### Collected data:
Start of Block

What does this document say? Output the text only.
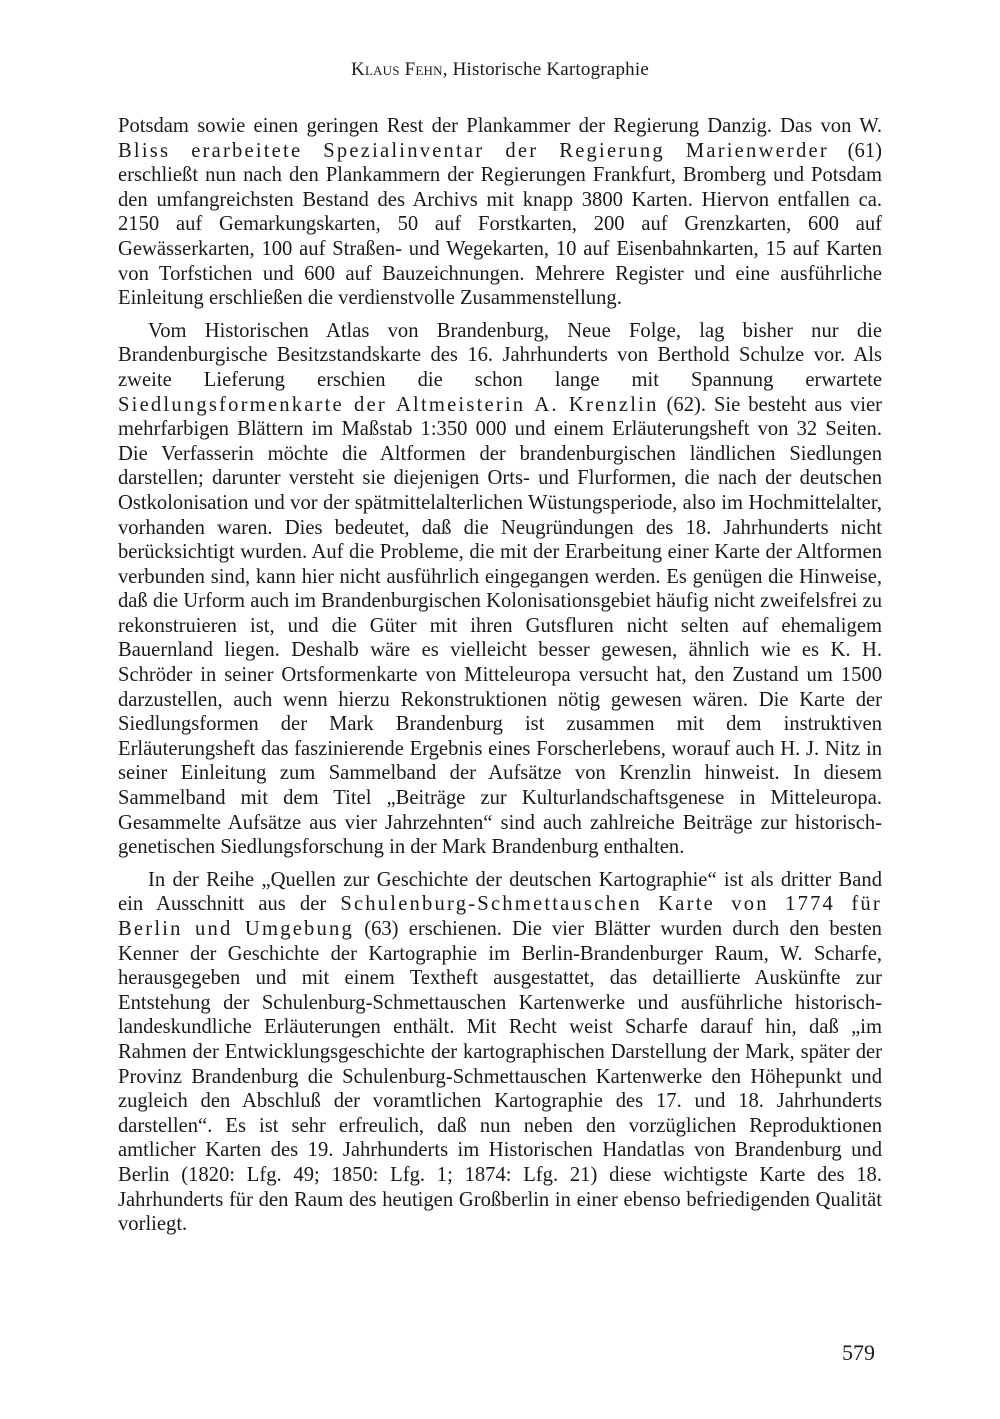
Klaus Fehn, Historische Kartographie

Potsdam sowie einen geringen Rest der Plankammer der Regierung Danzig. Das von W. Bliss erarbeitete Spezialinventar der Regierung Marienwerder (61) erschließt nun nach den Plankammern der Regierungen Frankfurt, Bromberg und Potsdam den umfangreichsten Bestand des Archivs mit knapp 3800 Karten. Hiervon entfallen ca. 2150 auf Gemarkungskarten, 50 auf Forstkarten, 200 auf Grenzkarten, 600 auf Gewässerkarten, 100 auf Straßen- und Wegekarten, 10 auf Eisenbahnkarten, 15 auf Karten von Torfstichen und 600 auf Bauzeichnungen. Mehrere Register und eine ausführliche Einleitung erschließen die verdienstvolle Zusammenstellung.

Vom Historischen Atlas von Brandenburg, Neue Folge, lag bisher nur die Brandenburgische Besitzstandskarte des 16. Jahrhunderts von Berthold Schulze vor. Als zweite Lieferung erschien die schon lange mit Spannung erwartete Siedlungsformenkarte der Altmeisterin A. Krenzlin (62). Sie besteht aus vier mehrfarbigen Blättern im Maßstab 1:350 000 und einem Erläuterungsheft von 32 Seiten. Die Verfasserin möchte die Altformen der brandenburgischen ländlichen Siedlungen darstellen; darunter versteht sie diejenigen Orts- und Flurformen, die nach der deutschen Ostkolonisation und vor der spätmittelalterlichen Wüstungsperiode, also im Hochmittelalter, vorhanden waren. Dies bedeutet, daß die Neugründungen des 18. Jahrhunderts nicht berücksichtigt wurden. Auf die Probleme, die mit der Erarbeitung einer Karte der Altformen verbunden sind, kann hier nicht ausführlich eingegangen werden. Es genügen die Hinweise, daß die Urform auch im Brandenburgischen Kolonisationsgebiet häufig nicht zweifelsfrei zu rekonstruieren ist, und die Güter mit ihren Gutsfluren nicht selten auf ehemaligem Bauernland liegen. Deshalb wäre es vielleicht besser gewesen, ähnlich wie es K. H. Schröder in seiner Ortsformenkarte von Mitteleuropa versucht hat, den Zustand um 1500 darzustellen, auch wenn hierzu Rekonstruktionen nötig gewesen wären. Die Karte der Siedlungsformen der Mark Brandenburg ist zusammen mit dem instruktiven Erläuterungsheft das faszinierende Ergebnis eines Forscherlebens, worauf auch H. J. Nitz in seiner Einleitung zum Sammelband der Aufsätze von Krenzlin hinweist. In diesem Sammelband mit dem Titel „Beiträge zur Kulturlandschaftsgenese in Mitteleuropa. Gesammelte Aufsätze aus vier Jahrzehnten“ sind auch zahlreiche Beiträge zur historisch-genetischen Siedlungsforschung in der Mark Brandenburg enthalten.

In der Reihe „Quellen zur Geschichte der deutschen Kartographie“ ist als dritter Band ein Ausschnitt aus der Schulenburg-Schmettauschen Karte von 1774 für Berlin und Umgebung (63) erschienen. Die vier Blätter wurden durch den besten Kenner der Geschichte der Kartographie im Berlin-Brandenburger Raum, W. Scharfe, herausgegeben und mit einem Textheft ausgestattet, das detaillierte Auskünfte zur Entstehung der Schulenburg-Schmettauschen Kartenwerke und ausführliche historisch-landeskundliche Erläuterungen enthält. Mit Recht weist Scharfe darauf hin, daß „im Rahmen der Entwicklungsgeschichte der kartographischen Darstellung der Mark, später der Provinz Brandenburg die Schulenburg-Schmettauschen Kartenwerke den Höhepunkt und zugleich den Abschluß der voramtlichen Kartographie des 17. und 18. Jahrhunderts darstellen“. Es ist sehr erfreulich, daß nun neben den vorzüglichen Reproduktionen amtlicher Karten des 19. Jahrhunderts im Historischen Handatlas von Brandenburg und Berlin (1820: Lfg. 49; 1850: Lfg. 1; 1874: Lfg. 21) diese wichtigste Karte des 18. Jahrhunderts für den Raum des heutigen Großberlin in einer ebenso befriedigenden Qualität vorliegt.

579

End of Block

### AIM OF THE EXERCISE:
With the pictures removed, print the entries above exactly.

### WRITTEN ANSWER:
What does this document say? Output the text only.
Klaus Fehn, Historische Kartographie

Potsdam sowie einen geringen Rest der Plankammer der Regierung Danzig. Das von W. Bliss erarbeitete Spezialinventar der Regierung Marienwerder (61) erschließt nun nach den Plankammern der Regierungen Frankfurt, Bromberg und Potsdam den umfangreichsten Bestand des Archivs mit knapp 3800 Karten. Hiervon entfallen ca. 2150 auf Gemarkungskarten, 50 auf Forstkarten, 200 auf Grenzkarten, 600 auf Gewässerkarten, 100 auf Straßen- und Wegekarten, 10 auf Eisenbahnkarten, 15 auf Karten von Torfstichen und 600 auf Bauzeichnungen. Mehrere Register und eine ausführliche Einleitung erschließen die verdienstvolle Zusammenstellung.

Vom Historischen Atlas von Brandenburg, Neue Folge, lag bisher nur die Brandenburgische Besitzstandskarte des 16. Jahrhunderts von Berthold Schulze vor. Als zweite Lieferung erschien die schon lange mit Spannung erwartete Siedlungsformenkarte der Altmeisterin A. Krenzlin (62). Sie besteht aus vier mehrfarbigen Blättern im Maßstab 1:350 000 und einem Erläuterungsheft von 32 Seiten. Die Verfasserin möchte die Altformen der brandenburgischen ländlichen Siedlungen darstellen; darunter versteht sie diejenigen Orts- und Flurformen, die nach der deutschen Ostkolonisation und vor der spätmittelalterlichen Wüstungsperiode, also im Hochmittelalter, vorhanden waren. Dies bedeutet, daß die Neugründungen des 18. Jahrhunderts nicht berücksichtigt wurden. Auf die Probleme, die mit der Erarbeitung einer Karte der Altformen verbunden sind, kann hier nicht ausführlich eingegangen werden. Es genügen die Hinweise, daß die Urform auch im Brandenburgischen Kolonisationsgebiet häufig nicht zweifelsfrei zu rekonstruieren ist, und die Güter mit ihren Gutsfluren nicht selten auf ehemaligem Bauernland liegen. Deshalb wäre es vielleicht besser gewesen, ähnlich wie es K. H. Schröder in seiner Ortsformenkarte von Mitteleuropa versucht hat, den Zustand um 1500 darzustellen, auch wenn hierzu Rekonstruktionen nötig gewesen wären. Die Karte der Siedlungsformen der Mark Brandenburg ist zusammen mit dem instruktiven Erläuterungsheft das faszinierende Ergebnis eines Forscherlebens, worauf auch H. J. Nitz in seiner Einleitung zum Sammelband der Aufsätze von Krenzlin hinweist. In diesem Sammelband mit dem Titel „Beiträge zur Kulturlandschaftsgenese in Mitteleuropa. Gesammelte Aufsätze aus vier Jahrzehnten“ sind auch zahlreiche Beiträge zur historisch-genetischen Siedlungsforschung in der Mark Brandenburg enthalten.

In der Reihe „Quellen zur Geschichte der deutschen Kartographie“ ist als dritter Band ein Ausschnitt aus der Schulenburg-Schmettauschen Karte von 1774 für Berlin und Umgebung (63) erschienen. Die vier Blätter wurden durch den besten Kenner der Geschichte der Kartographie im Berlin-Brandenburger Raum, W. Scharfe, herausgegeben und mit einem Textheft ausgestattet, das detaillierte Auskünfte zur Entstehung der Schulenburg-Schmettauschen Kartenwerke und ausführliche historisch-landeskundliche Erläuterungen enthält. Mit Recht weist Scharfe darauf hin, daß „im Rahmen der Entwicklungsgeschichte der kartographischen Darstellung der Mark, später der Provinz Brandenburg die Schulenburg-Schmettauschen Kartenwerke den Höhepunkt und zugleich den Abschluß der voramtlichen Kartographie des 17. und 18. Jahrhunderts darstellen“. Es ist sehr erfreulich, daß nun neben den vorzüglichen Reproduktionen amtlicher Karten des 19. Jahrhunderts im Historischen Handatlas von Brandenburg und Berlin (1820: Lfg. 49; 1850: Lfg. 1; 1874: Lfg. 21) diese wichtigste Karte des 18. Jahrhunderts für den Raum des heutigen Großberlin in einer ebenso befriedigenden Qualität vorliegt.

579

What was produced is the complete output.